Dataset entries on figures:
┏━━

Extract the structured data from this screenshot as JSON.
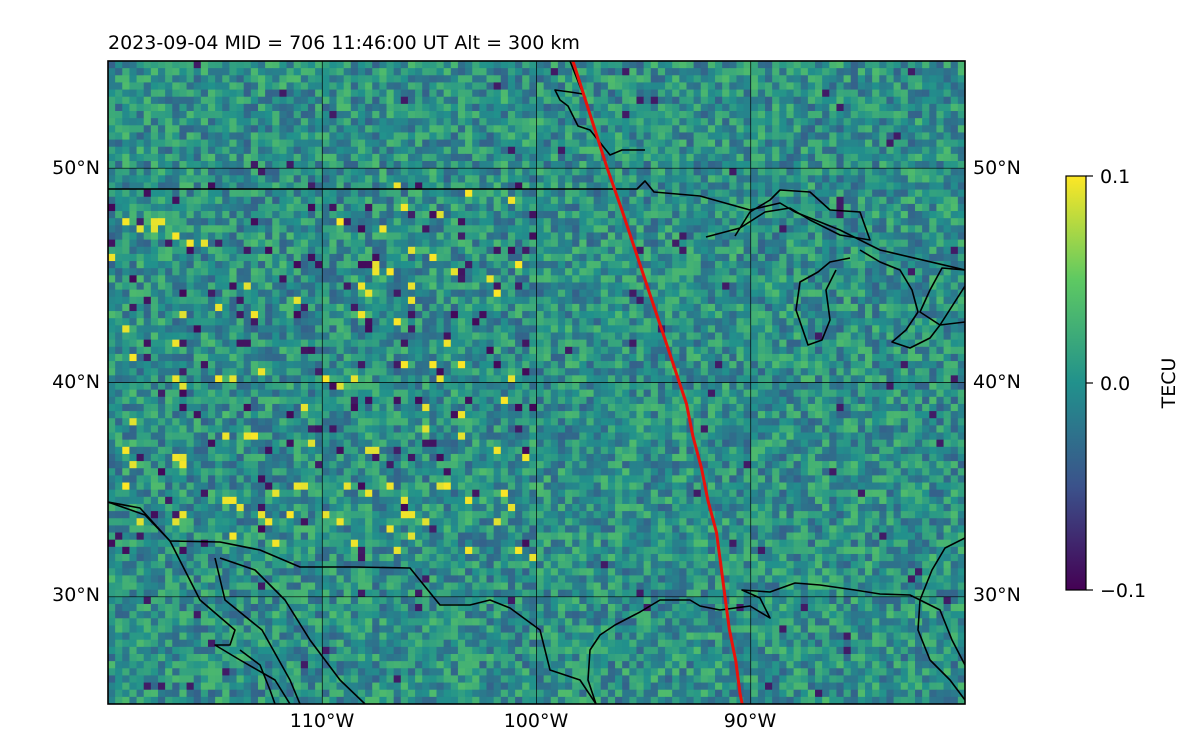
{
  "chart_data": {
    "type": "heatmap",
    "title": "2023-09-04  MID = 706    11:46:00  UT  Alt = 300 km",
    "x_ticks": [
      {
        "value": -110,
        "label": "110°W"
      },
      {
        "value": -100,
        "label": "100°W"
      },
      {
        "value": -90,
        "label": "90°W"
      }
    ],
    "y_ticks": [
      {
        "value": 50,
        "label": "50°N"
      },
      {
        "value": 40,
        "label": "40°N"
      },
      {
        "value": 30,
        "label": "30°N"
      }
    ],
    "xlim": [
      -120,
      -80
    ],
    "ylim": [
      25,
      55
    ],
    "grid": true,
    "colorbar": {
      "label": "TECU",
      "min": -0.1,
      "max": 0.1,
      "ticks": [
        {
          "value": 0.1,
          "label": "0.1"
        },
        {
          "value": 0.0,
          "label": "0.0"
        },
        {
          "value": -0.1,
          "label": "−0.1"
        }
      ],
      "colormap": "viridis",
      "colors": [
        "#440154",
        "#3b528b",
        "#21918c",
        "#5ec962",
        "#fde725"
      ]
    },
    "track": {
      "color": "#e8120c",
      "points": [
        [
          -98.3,
          55.0
        ],
        [
          -97.5,
          52.5
        ],
        [
          -96.7,
          50.0
        ],
        [
          -96.0,
          48.0
        ],
        [
          -95.5,
          46.5
        ],
        [
          -95.0,
          45.0
        ],
        [
          -94.5,
          43.5
        ],
        [
          -94.0,
          42.0
        ],
        [
          -93.5,
          40.5
        ],
        [
          -93.0,
          39.0
        ],
        [
          -92.7,
          37.5
        ],
        [
          -92.3,
          36.0
        ],
        [
          -92.0,
          34.5
        ],
        [
          -91.6,
          33.0
        ],
        [
          -91.4,
          31.5
        ],
        [
          -91.2,
          30.0
        ],
        [
          -91.0,
          28.5
        ],
        [
          -90.7,
          27.0
        ],
        [
          -90.5,
          25.5
        ],
        [
          -90.4,
          25.0
        ]
      ]
    }
  }
}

┗━━

Copy every line from the entries that contains the word "value".

        "value": -110,
        "value": -100,
        "value": -90,
        "value": 50,
        "value": 40,
        "value": 30,
          "value": 0.1,
          "value": 0.0,
          "value": -0.1,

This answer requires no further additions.